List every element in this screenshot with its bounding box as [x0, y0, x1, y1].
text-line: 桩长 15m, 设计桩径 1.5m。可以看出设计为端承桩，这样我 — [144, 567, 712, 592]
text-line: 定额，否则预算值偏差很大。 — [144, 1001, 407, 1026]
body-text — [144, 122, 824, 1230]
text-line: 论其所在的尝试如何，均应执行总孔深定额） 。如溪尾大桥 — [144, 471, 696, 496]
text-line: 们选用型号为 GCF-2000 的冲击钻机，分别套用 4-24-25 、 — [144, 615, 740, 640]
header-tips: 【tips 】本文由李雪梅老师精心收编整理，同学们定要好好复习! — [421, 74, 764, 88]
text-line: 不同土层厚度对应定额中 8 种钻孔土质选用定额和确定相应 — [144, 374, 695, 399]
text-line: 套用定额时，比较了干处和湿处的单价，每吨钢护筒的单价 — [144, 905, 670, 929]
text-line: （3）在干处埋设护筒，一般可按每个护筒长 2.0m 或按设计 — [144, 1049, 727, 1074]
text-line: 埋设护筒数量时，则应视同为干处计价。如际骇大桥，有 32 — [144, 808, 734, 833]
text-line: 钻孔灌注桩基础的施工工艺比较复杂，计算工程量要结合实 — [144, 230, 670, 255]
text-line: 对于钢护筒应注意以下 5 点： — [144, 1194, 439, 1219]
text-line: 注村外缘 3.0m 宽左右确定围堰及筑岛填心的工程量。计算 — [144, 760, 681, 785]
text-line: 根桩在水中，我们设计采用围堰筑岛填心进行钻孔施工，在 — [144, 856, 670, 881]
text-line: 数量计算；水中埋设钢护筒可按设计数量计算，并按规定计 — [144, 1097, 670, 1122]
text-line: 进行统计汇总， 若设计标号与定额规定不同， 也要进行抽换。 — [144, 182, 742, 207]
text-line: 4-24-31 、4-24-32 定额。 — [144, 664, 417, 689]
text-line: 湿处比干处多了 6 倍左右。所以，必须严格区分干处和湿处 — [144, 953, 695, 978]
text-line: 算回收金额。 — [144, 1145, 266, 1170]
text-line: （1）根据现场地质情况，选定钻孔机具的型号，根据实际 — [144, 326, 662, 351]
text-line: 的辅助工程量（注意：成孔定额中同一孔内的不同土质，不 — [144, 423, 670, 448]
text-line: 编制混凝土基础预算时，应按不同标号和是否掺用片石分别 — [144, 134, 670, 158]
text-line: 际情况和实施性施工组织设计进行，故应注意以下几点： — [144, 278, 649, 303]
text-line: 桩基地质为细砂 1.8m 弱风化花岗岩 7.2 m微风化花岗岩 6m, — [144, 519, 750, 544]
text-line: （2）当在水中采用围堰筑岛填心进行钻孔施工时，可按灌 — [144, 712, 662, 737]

----------

## [To be done]
Repeat every line of the data above, keeping each character and line break as it is.

## [Full answer]
List every element in this screenshot with its bounding box as [x0, y0, x1, y1].
text-line: 桩长 15m, 设计桩径 1.5m。可以看出设计为端承桩，这样我 — [144, 567, 712, 592]
text-line: 定额，否则预算值偏差很大。 — [144, 1001, 407, 1026]
body-text — [144, 122, 824, 1230]
text-line: 论其所在的尝试如何，均应执行总孔深定额） 。如溪尾大桥 — [144, 471, 696, 496]
text-line: 们选用型号为 GCF-2000 的冲击钻机，分别套用 4-24-25 、 — [144, 615, 740, 640]
header-tips: 【tips 】本文由李雪梅老师精心收编整理，同学们定要好好复习! — [421, 74, 764, 88]
text-line: 不同土层厚度对应定额中 8 种钻孔土质选用定额和确定相应 — [144, 374, 695, 399]
text-line: 套用定额时，比较了干处和湿处的单价，每吨钢护筒的单价 — [144, 905, 670, 929]
text-line: （3）在干处埋设护筒，一般可按每个护筒长 2.0m 或按设计 — [144, 1049, 727, 1074]
text-line: 埋设护筒数量时，则应视同为干处计价。如际骇大桥，有 32 — [144, 808, 734, 833]
text-line: 钻孔灌注桩基础的施工工艺比较复杂，计算工程量要结合实 — [144, 230, 670, 255]
text-line: 对于钢护筒应注意以下 5 点： — [144, 1194, 439, 1219]
text-line: 注村外缘 3.0m 宽左右确定围堰及筑岛填心的工程量。计算 — [144, 760, 681, 785]
text-line: 根桩在水中，我们设计采用围堰筑岛填心进行钻孔施工，在 — [144, 856, 670, 881]
text-line: 数量计算；水中埋设钢护筒可按设计数量计算，并按规定计 — [144, 1097, 670, 1122]
text-line: 进行统计汇总， 若设计标号与定额规定不同， 也要进行抽换。 — [144, 182, 742, 207]
text-line: 4-24-31 、4-24-32 定额。 — [144, 664, 417, 689]
text-line: 湿处比干处多了 6 倍左右。所以，必须严格区分干处和湿处 — [144, 953, 695, 978]
text-line: 算回收金额。 — [144, 1145, 266, 1170]
text-line: （1）根据现场地质情况，选定钻孔机具的型号，根据实际 — [144, 326, 662, 351]
text-line: 的辅助工程量（注意：成孔定额中同一孔内的不同土质，不 — [144, 423, 670, 448]
text-line: 编制混凝土基础预算时，应按不同标号和是否掺用片石分别 — [144, 134, 670, 158]
text-line: 际情况和实施性施工组织设计进行，故应注意以下几点： — [144, 278, 649, 303]
text-line: 桩基地质为细砂 1.8m 弱风化花岗岩 7.2 m微风化花岗岩 6m, — [144, 519, 750, 544]
text-line: （2）当在水中采用围堰筑岛填心进行钻孔施工时，可按灌 — [144, 712, 662, 737]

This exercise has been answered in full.